— start Records shown —
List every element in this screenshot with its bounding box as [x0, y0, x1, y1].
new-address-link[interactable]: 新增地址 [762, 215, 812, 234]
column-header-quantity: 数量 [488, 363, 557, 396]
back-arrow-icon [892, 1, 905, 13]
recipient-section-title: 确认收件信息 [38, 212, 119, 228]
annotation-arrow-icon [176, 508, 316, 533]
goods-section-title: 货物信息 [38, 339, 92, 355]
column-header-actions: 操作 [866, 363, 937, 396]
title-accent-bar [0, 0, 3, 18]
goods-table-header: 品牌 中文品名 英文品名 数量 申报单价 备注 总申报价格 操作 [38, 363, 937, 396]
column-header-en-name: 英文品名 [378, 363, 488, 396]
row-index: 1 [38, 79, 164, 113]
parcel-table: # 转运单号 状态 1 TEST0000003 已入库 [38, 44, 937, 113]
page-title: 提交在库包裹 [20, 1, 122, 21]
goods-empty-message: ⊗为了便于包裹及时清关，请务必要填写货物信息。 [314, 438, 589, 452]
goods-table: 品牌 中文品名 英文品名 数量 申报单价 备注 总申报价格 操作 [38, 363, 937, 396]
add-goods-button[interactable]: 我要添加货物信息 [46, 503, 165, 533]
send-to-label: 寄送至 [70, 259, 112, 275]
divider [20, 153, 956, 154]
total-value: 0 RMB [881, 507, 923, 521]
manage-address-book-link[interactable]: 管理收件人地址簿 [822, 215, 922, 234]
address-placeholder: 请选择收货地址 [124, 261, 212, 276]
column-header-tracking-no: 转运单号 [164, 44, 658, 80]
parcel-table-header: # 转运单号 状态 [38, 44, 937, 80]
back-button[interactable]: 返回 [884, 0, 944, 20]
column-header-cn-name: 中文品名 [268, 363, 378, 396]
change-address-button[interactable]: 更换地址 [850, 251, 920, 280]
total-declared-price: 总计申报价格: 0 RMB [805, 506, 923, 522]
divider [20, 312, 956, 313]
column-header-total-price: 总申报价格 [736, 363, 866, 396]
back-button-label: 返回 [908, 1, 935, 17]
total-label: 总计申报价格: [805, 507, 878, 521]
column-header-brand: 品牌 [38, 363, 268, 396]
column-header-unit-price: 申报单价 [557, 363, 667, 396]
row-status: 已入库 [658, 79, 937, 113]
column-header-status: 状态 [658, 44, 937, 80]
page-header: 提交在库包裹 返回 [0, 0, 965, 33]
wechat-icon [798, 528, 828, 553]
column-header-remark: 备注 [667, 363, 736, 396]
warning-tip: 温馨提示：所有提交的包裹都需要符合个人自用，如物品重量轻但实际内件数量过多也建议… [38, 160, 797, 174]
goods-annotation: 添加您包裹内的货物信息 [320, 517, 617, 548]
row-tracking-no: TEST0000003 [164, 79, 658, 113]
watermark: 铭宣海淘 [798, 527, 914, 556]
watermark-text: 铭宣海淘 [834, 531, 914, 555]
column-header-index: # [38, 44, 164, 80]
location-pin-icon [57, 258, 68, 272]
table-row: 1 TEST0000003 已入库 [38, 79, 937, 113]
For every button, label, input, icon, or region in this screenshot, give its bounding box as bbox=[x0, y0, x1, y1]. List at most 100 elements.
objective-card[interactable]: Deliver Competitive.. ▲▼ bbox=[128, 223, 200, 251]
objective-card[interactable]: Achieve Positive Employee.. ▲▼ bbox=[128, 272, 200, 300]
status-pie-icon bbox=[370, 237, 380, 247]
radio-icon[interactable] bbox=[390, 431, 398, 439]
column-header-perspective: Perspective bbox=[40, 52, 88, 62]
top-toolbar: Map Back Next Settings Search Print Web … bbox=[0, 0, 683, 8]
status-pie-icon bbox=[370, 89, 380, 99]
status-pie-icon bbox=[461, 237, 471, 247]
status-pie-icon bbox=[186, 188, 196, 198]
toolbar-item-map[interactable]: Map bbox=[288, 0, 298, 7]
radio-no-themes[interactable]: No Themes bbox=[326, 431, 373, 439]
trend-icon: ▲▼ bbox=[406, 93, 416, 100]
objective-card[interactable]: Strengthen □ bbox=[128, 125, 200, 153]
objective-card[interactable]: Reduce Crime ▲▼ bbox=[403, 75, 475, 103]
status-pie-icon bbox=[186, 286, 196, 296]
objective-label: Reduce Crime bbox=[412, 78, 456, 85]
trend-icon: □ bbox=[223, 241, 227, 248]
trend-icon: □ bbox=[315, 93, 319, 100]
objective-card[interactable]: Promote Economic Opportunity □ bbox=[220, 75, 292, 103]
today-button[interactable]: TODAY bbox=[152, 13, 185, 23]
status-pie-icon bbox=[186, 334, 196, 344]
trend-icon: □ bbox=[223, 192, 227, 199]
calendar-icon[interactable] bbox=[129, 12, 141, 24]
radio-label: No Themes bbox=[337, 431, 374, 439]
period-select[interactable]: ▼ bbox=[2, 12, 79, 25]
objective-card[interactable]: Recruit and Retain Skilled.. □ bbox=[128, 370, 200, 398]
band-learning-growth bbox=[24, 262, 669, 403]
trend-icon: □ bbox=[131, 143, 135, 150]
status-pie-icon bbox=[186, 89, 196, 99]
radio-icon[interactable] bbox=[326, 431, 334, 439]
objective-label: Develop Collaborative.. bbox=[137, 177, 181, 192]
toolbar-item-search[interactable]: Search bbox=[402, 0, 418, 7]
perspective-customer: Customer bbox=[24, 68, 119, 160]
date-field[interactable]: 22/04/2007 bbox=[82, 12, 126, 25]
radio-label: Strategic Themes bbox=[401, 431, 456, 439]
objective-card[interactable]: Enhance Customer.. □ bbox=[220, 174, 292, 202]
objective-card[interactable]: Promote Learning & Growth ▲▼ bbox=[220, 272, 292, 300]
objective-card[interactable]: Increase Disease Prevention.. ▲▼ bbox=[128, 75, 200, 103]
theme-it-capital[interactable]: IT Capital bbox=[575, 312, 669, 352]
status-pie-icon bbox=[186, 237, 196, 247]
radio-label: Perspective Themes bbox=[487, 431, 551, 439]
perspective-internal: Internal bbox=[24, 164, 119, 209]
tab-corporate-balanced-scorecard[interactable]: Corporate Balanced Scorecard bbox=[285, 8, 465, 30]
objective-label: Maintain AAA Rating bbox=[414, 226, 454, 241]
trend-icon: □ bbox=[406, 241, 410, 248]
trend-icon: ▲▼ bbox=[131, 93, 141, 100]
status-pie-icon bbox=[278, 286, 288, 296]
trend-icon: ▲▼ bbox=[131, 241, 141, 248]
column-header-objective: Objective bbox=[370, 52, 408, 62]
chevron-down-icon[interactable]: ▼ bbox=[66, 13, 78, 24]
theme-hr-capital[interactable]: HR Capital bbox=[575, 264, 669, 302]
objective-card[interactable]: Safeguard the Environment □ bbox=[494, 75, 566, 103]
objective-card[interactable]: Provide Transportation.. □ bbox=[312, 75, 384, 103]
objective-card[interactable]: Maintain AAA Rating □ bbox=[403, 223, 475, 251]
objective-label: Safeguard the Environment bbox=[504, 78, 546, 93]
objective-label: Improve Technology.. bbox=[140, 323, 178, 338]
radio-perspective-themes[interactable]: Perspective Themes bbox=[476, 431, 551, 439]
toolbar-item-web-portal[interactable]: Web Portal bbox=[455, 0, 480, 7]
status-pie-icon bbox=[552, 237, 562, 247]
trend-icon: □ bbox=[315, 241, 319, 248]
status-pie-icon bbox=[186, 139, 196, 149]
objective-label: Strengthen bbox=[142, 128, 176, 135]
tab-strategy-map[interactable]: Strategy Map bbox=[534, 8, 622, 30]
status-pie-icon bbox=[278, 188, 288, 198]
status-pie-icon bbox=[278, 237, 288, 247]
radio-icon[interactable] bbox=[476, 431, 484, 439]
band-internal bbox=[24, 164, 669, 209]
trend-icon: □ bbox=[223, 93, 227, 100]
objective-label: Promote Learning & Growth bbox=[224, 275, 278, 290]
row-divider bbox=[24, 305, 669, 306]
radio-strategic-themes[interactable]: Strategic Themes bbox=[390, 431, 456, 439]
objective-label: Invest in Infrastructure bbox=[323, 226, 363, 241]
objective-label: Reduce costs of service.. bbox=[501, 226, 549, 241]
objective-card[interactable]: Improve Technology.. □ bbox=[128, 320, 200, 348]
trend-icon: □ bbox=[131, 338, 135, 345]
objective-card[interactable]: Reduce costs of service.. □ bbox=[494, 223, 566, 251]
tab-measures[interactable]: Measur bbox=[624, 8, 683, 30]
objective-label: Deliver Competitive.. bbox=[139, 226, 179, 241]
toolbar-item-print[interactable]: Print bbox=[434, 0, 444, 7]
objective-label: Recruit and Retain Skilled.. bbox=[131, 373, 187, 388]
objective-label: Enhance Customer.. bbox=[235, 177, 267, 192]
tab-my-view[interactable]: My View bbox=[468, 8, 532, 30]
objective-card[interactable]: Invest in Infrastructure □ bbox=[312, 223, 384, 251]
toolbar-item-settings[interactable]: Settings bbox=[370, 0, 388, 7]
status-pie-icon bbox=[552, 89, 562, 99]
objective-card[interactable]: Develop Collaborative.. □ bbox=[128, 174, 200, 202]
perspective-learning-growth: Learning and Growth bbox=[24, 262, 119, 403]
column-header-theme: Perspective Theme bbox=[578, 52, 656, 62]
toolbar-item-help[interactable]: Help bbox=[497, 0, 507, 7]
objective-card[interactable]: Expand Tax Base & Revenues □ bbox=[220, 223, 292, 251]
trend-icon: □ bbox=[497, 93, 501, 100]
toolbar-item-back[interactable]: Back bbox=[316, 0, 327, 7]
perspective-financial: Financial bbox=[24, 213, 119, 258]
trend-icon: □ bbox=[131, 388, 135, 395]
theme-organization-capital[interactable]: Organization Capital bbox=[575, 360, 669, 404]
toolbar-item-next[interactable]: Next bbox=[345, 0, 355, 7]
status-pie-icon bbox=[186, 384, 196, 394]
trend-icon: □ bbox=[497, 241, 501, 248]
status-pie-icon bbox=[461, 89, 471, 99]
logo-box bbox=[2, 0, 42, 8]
— end Records shown —
**What the task requires**. Reproduce everything from the beginning of the material down to and including the line that contains "back-arrow-icon [892, 1, 905, 13]".

**Complete answer**.
List every element in this screenshot with its bounding box as [x0, y0, x1, y1].
new-address-link[interactable]: 新增地址 [762, 215, 812, 234]
column-header-quantity: 数量 [488, 363, 557, 396]
back-arrow-icon [892, 1, 905, 13]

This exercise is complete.